▶ [Exercise description] Spot each line in the records below where the word "Configurações" occurs, then copy it.

::: Stored data :::

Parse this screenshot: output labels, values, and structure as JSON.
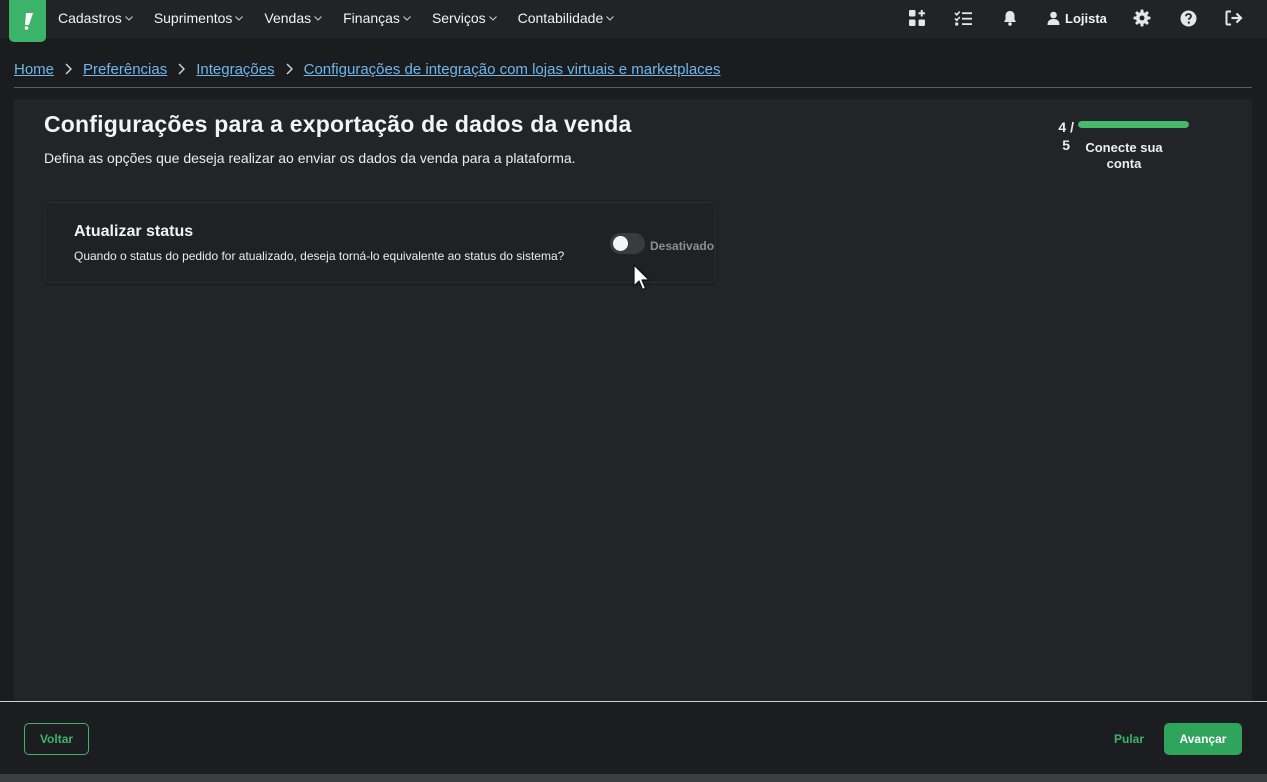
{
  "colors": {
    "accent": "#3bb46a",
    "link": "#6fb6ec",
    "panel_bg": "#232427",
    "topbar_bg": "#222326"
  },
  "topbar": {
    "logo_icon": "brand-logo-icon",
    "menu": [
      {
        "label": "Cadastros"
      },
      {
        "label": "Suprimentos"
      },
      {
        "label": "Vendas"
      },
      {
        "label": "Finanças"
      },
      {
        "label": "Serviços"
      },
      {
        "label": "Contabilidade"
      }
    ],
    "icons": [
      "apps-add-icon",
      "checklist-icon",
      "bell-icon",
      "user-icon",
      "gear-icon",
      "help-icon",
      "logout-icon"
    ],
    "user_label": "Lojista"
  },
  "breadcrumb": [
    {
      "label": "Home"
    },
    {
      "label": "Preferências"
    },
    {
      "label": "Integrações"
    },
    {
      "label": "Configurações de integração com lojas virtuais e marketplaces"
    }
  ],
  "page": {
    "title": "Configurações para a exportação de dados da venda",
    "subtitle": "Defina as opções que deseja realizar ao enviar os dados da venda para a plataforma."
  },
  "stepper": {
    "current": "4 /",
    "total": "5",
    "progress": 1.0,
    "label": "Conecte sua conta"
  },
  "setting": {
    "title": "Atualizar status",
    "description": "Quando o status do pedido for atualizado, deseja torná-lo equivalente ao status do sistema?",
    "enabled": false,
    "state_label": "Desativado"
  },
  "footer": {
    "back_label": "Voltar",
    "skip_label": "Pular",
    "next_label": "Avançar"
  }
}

:::

▶ [Written answer]
      "label": "Configurações de integração com lojas virtuais e marketplaces"
    "title": "Configurações para a exportação de dados da venda",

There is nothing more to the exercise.